[Layout element entries]
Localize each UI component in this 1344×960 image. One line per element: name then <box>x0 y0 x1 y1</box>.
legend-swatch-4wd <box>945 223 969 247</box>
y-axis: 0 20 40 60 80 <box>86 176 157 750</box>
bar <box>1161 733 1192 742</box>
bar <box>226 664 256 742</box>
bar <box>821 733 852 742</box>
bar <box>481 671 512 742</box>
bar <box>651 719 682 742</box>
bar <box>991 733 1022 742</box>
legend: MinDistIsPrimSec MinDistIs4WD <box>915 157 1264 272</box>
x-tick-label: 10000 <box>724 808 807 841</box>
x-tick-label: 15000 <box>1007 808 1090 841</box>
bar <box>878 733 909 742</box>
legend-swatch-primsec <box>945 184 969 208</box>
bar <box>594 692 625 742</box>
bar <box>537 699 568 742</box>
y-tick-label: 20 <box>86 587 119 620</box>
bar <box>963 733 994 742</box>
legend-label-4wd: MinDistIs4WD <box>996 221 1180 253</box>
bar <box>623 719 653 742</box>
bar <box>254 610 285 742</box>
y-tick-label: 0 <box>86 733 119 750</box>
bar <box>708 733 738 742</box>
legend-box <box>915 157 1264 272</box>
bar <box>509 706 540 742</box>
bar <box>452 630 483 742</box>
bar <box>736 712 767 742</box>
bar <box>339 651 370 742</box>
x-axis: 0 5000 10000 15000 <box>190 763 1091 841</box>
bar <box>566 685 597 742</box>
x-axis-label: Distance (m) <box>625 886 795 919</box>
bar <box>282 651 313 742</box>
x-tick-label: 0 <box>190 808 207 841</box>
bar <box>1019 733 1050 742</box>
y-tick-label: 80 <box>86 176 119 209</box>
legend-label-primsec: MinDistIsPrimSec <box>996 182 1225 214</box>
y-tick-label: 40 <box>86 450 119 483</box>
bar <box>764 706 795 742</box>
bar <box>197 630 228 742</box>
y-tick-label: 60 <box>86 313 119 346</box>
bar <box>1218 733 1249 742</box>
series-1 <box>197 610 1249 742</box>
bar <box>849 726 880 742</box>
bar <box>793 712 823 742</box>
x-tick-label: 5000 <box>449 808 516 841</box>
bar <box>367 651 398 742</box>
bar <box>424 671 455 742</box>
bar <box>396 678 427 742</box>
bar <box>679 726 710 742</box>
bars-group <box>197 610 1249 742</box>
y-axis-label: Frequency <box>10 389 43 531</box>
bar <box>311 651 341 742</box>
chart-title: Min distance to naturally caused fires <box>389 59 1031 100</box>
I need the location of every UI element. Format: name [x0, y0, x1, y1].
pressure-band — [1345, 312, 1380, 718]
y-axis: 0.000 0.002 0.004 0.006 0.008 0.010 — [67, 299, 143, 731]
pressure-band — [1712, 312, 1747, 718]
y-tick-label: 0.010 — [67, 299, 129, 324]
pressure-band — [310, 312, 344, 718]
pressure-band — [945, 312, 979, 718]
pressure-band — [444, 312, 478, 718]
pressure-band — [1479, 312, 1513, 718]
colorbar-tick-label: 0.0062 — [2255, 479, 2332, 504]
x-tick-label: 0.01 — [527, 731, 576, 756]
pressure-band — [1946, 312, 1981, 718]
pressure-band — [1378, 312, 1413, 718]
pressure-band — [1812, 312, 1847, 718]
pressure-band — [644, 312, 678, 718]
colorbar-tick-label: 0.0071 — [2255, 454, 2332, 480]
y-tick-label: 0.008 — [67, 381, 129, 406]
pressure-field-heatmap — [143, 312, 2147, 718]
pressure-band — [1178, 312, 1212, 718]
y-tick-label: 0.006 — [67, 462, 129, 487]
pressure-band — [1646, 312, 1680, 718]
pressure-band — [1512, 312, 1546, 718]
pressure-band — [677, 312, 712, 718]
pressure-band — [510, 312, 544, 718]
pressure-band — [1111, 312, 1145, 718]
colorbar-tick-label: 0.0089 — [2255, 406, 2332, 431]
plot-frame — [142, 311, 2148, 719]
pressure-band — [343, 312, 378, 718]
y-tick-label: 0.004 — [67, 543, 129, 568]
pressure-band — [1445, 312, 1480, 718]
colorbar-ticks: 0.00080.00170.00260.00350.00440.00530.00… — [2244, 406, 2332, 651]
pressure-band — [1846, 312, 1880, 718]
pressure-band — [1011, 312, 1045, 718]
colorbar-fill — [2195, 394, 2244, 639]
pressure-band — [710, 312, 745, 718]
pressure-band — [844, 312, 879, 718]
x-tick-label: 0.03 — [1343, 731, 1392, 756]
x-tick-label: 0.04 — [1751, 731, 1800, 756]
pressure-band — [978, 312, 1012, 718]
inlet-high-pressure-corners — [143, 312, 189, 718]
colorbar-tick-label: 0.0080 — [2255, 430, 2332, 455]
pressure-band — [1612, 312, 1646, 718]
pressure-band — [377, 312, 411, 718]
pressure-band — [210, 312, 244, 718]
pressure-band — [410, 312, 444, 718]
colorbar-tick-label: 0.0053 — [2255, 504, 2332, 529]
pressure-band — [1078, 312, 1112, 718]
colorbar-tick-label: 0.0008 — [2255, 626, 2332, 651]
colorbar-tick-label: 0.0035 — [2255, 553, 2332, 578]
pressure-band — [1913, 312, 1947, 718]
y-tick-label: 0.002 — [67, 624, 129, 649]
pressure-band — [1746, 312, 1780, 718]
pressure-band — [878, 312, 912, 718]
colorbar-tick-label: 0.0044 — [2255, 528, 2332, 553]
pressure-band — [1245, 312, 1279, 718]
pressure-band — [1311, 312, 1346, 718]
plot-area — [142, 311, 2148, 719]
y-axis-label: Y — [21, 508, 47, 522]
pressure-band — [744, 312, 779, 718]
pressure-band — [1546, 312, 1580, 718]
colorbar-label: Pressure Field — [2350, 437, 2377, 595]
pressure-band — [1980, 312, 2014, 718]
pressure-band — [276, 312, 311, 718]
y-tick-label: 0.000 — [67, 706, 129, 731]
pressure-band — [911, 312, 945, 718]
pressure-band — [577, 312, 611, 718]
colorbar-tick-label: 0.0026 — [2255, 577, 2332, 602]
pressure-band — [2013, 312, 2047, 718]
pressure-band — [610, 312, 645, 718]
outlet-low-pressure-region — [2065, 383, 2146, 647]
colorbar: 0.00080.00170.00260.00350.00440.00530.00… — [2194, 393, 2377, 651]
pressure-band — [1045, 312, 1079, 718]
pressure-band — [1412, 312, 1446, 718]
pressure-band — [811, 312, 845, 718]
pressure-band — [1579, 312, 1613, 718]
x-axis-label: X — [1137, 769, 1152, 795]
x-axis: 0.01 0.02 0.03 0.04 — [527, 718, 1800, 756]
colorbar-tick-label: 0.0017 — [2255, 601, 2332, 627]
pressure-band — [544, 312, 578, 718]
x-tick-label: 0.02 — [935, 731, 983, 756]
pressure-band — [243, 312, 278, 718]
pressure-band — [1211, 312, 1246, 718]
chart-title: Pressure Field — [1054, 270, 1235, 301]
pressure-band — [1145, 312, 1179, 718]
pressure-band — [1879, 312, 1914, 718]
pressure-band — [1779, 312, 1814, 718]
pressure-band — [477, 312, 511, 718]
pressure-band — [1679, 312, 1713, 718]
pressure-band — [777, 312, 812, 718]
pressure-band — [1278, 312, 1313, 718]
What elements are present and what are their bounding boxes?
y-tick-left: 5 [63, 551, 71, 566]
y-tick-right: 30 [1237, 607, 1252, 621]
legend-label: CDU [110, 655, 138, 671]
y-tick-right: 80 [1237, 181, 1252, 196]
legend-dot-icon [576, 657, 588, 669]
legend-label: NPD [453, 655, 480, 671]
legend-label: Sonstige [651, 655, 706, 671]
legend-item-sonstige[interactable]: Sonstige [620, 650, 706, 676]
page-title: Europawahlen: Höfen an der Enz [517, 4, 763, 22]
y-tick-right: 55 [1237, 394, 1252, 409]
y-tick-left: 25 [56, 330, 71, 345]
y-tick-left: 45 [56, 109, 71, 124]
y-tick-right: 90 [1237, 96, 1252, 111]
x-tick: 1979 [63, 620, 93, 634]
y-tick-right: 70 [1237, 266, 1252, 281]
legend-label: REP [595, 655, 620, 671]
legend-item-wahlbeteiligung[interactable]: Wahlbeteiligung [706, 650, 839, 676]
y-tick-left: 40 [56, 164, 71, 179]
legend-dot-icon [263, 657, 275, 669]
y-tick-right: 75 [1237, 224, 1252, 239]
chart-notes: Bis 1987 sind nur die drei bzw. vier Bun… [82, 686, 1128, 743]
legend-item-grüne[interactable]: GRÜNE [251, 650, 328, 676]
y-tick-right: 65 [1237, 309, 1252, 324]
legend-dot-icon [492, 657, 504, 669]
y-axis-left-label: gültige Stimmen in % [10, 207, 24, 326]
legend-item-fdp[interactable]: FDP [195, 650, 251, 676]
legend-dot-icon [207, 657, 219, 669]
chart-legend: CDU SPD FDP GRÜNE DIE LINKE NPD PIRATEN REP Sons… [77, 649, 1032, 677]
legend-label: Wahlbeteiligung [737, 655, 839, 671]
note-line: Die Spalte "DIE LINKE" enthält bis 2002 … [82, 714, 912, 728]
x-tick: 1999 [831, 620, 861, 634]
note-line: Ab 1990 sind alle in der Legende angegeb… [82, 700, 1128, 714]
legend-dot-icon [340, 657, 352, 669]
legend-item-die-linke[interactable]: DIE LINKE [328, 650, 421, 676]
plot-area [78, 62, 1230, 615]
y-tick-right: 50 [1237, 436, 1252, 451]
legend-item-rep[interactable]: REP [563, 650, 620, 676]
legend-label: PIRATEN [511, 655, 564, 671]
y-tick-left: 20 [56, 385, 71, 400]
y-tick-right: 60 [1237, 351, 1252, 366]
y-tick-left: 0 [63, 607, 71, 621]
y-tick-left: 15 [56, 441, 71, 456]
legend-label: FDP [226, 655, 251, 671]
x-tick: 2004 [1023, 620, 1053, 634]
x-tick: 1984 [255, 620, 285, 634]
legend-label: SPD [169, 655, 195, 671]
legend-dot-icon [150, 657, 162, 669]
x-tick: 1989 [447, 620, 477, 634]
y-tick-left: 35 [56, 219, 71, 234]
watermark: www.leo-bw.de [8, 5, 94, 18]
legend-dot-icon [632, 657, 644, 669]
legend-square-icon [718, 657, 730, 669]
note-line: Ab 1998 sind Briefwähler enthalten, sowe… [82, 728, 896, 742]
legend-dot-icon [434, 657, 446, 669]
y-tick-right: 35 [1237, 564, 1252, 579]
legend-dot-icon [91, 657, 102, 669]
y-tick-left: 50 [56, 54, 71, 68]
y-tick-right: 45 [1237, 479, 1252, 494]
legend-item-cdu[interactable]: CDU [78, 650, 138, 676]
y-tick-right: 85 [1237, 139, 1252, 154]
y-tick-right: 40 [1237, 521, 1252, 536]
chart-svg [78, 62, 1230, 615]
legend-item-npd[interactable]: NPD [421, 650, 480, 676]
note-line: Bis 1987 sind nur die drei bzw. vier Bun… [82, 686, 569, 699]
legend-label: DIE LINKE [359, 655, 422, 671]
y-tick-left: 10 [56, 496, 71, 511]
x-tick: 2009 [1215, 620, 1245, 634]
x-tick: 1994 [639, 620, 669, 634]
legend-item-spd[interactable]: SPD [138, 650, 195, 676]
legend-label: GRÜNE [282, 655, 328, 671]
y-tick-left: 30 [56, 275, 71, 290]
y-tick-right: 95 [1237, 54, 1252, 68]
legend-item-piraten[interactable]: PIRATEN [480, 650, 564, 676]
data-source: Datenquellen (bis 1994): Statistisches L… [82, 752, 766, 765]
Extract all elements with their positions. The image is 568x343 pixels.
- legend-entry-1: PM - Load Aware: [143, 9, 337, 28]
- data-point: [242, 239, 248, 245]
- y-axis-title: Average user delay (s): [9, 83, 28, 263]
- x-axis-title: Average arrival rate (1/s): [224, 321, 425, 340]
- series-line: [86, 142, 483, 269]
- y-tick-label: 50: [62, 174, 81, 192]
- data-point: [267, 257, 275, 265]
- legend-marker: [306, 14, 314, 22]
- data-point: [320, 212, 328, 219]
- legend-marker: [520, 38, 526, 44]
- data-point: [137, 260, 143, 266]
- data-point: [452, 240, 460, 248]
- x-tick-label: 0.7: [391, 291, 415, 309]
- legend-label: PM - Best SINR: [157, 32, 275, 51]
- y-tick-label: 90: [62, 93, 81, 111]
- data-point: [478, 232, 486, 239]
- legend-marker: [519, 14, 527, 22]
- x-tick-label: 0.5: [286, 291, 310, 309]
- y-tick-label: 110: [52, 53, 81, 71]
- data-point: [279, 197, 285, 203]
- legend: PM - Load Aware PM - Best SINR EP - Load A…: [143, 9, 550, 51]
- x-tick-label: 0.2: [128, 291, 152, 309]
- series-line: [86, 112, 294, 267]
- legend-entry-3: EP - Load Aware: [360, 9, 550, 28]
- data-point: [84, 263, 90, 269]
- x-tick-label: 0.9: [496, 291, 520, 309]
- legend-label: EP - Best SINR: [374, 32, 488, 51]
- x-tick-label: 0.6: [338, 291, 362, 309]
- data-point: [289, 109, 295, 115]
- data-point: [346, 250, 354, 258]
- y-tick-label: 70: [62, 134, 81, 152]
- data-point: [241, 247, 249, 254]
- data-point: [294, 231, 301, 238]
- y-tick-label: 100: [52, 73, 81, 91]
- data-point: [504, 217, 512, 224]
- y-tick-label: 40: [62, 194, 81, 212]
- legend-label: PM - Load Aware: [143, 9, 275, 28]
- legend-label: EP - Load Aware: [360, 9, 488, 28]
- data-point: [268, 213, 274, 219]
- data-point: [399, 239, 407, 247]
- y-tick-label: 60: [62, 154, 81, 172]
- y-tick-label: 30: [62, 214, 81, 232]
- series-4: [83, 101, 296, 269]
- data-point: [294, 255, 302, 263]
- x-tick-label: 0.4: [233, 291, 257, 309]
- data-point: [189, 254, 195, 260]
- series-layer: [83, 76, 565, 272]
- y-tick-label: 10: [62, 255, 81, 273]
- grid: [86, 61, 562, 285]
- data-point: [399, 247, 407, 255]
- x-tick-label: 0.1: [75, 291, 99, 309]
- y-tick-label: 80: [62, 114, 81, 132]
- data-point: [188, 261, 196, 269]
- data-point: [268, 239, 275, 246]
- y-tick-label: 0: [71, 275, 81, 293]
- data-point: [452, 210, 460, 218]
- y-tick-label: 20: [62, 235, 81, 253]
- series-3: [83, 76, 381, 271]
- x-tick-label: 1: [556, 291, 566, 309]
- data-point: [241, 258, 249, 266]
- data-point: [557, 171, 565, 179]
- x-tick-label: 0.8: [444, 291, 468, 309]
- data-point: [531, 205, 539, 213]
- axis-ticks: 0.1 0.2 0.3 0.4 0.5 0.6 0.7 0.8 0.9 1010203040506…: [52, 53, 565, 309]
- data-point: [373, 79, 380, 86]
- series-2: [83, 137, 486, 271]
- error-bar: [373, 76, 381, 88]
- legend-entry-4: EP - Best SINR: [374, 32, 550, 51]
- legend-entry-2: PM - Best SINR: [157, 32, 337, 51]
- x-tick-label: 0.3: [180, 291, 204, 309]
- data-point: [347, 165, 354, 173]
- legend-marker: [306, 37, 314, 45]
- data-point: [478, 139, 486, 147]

→ AIM
Write out the items word for word, beginning at the first line and stopping after the line that contains "legend-box <box>915 157 1264 272</box>".

→ TASK ANSWER
Localize each UI component in this 1344×960 image. One line per element: name then <box>x0 y0 x1 y1</box>.
legend-swatch-4wd <box>945 223 969 247</box>
y-axis: 0 20 40 60 80 <box>86 176 157 750</box>
bar <box>1161 733 1192 742</box>
bar <box>226 664 256 742</box>
bar <box>821 733 852 742</box>
bar <box>481 671 512 742</box>
bar <box>651 719 682 742</box>
bar <box>991 733 1022 742</box>
legend: MinDistIsPrimSec MinDistIs4WD <box>915 157 1264 272</box>
x-tick-label: 10000 <box>724 808 807 841</box>
x-tick-label: 15000 <box>1007 808 1090 841</box>
bar <box>878 733 909 742</box>
legend-swatch-primsec <box>945 184 969 208</box>
bar <box>594 692 625 742</box>
bar <box>537 699 568 742</box>
y-tick-label: 20 <box>86 587 119 620</box>
bar <box>963 733 994 742</box>
legend-label-4wd: MinDistIs4WD <box>996 221 1180 253</box>
bar <box>623 719 653 742</box>
bar <box>254 610 285 742</box>
y-tick-label: 0 <box>86 733 119 750</box>
bar <box>708 733 738 742</box>
legend-box <box>915 157 1264 272</box>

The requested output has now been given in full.